◆ Directive ◆
Check the listing below for lines with the word "JSON" and say how many there are, with nothing but the number.

◆ Task material ◆
#####

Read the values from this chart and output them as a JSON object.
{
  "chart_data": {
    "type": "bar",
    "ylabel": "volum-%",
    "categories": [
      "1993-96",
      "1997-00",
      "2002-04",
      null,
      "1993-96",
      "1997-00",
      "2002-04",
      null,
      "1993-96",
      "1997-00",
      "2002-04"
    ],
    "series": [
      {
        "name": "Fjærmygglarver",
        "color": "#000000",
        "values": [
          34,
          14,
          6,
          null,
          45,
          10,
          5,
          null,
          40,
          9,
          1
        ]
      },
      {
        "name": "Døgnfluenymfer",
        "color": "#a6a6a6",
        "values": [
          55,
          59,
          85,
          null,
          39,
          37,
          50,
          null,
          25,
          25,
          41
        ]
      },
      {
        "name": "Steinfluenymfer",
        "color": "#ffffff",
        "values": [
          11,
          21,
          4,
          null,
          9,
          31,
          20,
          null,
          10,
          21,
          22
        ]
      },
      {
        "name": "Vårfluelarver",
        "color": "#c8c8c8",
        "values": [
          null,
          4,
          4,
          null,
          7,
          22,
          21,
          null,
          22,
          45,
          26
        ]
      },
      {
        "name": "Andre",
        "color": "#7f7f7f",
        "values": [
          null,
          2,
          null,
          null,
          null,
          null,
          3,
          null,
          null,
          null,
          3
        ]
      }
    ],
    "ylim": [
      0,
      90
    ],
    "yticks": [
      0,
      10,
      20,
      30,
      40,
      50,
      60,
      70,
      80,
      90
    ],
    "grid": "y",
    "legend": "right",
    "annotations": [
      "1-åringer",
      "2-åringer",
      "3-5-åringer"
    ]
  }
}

#####

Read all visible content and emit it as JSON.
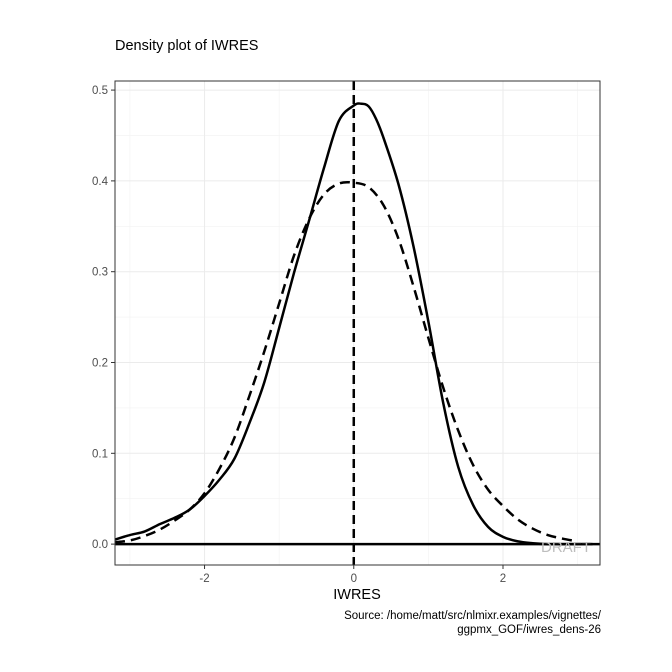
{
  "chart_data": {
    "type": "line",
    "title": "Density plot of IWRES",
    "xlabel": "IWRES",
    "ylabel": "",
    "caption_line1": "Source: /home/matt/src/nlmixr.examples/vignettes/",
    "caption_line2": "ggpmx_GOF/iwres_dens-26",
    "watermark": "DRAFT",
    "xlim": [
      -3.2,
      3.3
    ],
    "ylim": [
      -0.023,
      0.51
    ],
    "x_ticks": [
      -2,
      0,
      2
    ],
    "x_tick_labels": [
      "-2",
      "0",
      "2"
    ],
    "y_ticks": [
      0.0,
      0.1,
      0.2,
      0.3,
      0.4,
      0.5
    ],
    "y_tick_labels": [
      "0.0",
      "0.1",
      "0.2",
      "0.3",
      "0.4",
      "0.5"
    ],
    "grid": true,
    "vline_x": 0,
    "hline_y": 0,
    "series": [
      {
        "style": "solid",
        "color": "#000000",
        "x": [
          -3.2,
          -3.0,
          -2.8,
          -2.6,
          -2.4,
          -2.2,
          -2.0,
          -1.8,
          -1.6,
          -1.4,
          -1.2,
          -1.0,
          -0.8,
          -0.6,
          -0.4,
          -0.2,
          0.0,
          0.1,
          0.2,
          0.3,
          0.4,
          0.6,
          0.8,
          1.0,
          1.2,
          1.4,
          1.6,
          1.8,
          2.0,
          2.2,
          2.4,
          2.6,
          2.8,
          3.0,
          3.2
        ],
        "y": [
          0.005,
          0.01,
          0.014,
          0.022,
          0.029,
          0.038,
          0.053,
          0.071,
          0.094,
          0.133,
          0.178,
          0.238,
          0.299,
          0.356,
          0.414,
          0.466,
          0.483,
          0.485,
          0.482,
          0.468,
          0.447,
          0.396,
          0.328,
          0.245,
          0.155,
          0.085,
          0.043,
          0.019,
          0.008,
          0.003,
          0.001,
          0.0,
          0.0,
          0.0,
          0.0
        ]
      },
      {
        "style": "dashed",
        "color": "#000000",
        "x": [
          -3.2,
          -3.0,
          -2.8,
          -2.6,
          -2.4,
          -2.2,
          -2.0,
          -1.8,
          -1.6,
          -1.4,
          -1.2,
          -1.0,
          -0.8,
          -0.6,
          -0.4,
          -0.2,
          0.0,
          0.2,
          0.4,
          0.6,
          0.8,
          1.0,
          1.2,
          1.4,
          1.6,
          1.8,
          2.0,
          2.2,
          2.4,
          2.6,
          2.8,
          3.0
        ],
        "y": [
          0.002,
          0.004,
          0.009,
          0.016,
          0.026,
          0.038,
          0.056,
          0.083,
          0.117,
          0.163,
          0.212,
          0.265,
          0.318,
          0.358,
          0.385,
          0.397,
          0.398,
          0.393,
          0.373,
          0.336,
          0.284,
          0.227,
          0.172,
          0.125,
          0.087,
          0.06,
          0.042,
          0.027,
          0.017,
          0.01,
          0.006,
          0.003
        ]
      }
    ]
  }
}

#####

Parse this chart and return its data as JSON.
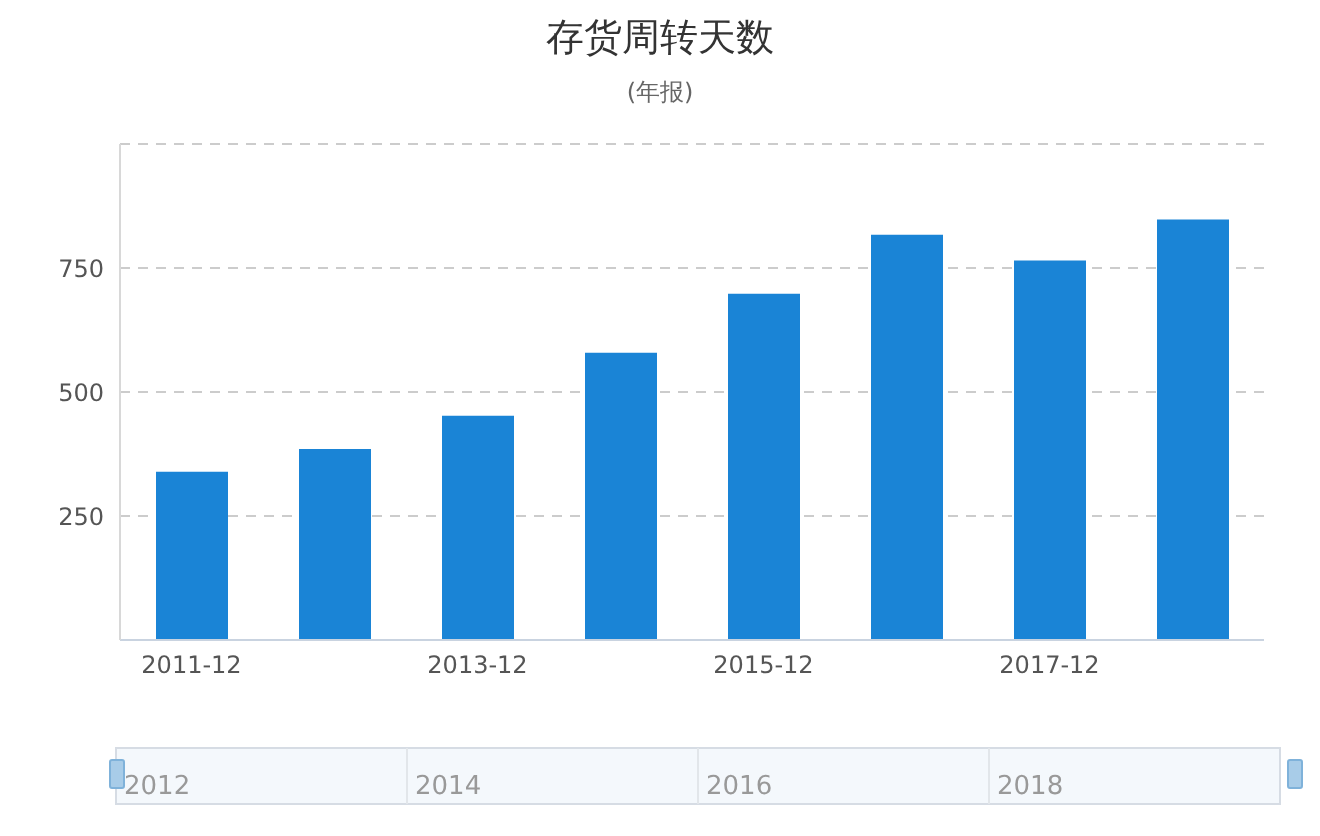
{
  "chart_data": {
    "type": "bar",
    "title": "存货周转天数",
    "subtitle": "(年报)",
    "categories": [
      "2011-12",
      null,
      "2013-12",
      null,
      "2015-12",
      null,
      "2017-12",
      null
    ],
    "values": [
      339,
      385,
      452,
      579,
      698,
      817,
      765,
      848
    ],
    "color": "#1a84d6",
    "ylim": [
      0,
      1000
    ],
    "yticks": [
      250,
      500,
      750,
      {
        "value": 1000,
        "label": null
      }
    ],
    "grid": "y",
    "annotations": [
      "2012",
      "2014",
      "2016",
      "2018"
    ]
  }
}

#####

◆ Answer for the task ◆
3